TASK DIRECTIONS:
Pictures aside, quote the whole listing exactly.

(Dataset rows about figures)
-- begin --

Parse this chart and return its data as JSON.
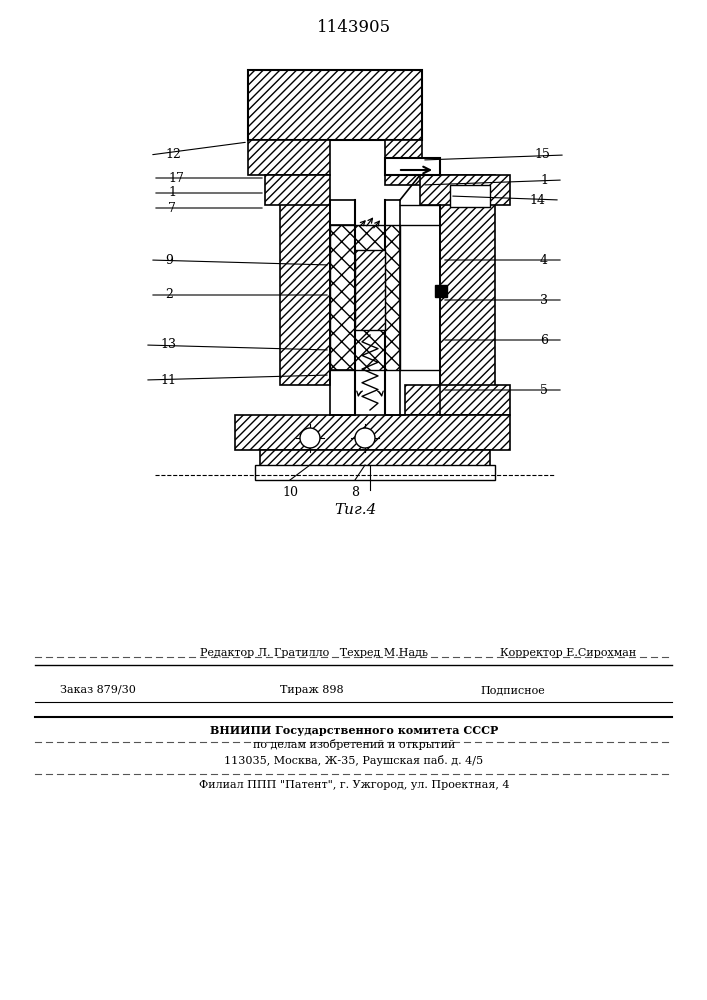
{
  "patent_number": "1143905",
  "fig_label": "Τиг.4",
  "background_color": "#ffffff",
  "line_color": "#000000",
  "footer": {
    "line1_left": "Редактор Л. Гратилло   Техред М.Надь",
    "line1_right": "Корректор Е.Сирохман",
    "line2_left": "Заказ 879/30",
    "line2_mid": "Тираж 898",
    "line2_right": "Подписное",
    "line3": "ВНИИПИ Государственного комитета СССР",
    "line4": "по делам изобретений и открытий",
    "line5": "113035, Москва, Ж-35, Раушская паб. д. 4/5",
    "line6": "Филиал ППП \"Патент\", г. Ужгород, ул. Проектная, 4"
  }
}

-- end --

ANSWER FOR THIS EXERCISE:
Parse this chart and return its data as JSON.
{
  "patent_number": "1143905",
  "fig_label": "Τиг.4",
  "background_color": "#ffffff",
  "line_color": "#000000",
  "footer": {
    "line1_left": "Редактор Л. Гратилло   Техред М.Надь",
    "line1_right": "Корректор Е.Сирохман",
    "line2_left": "Заказ 879/30",
    "line2_mid": "Тираж 898",
    "line2_right": "Подписное",
    "line3": "ВНИИПИ Государственного комитета СССР",
    "line4": "по делам изобретений и открытий",
    "line5": "113035, Москва, Ж-35, Раушская паб. д. 4/5",
    "line6": "Филиал ППП \"Патент\", г. Ужгород, ул. Проектная, 4"
  }
}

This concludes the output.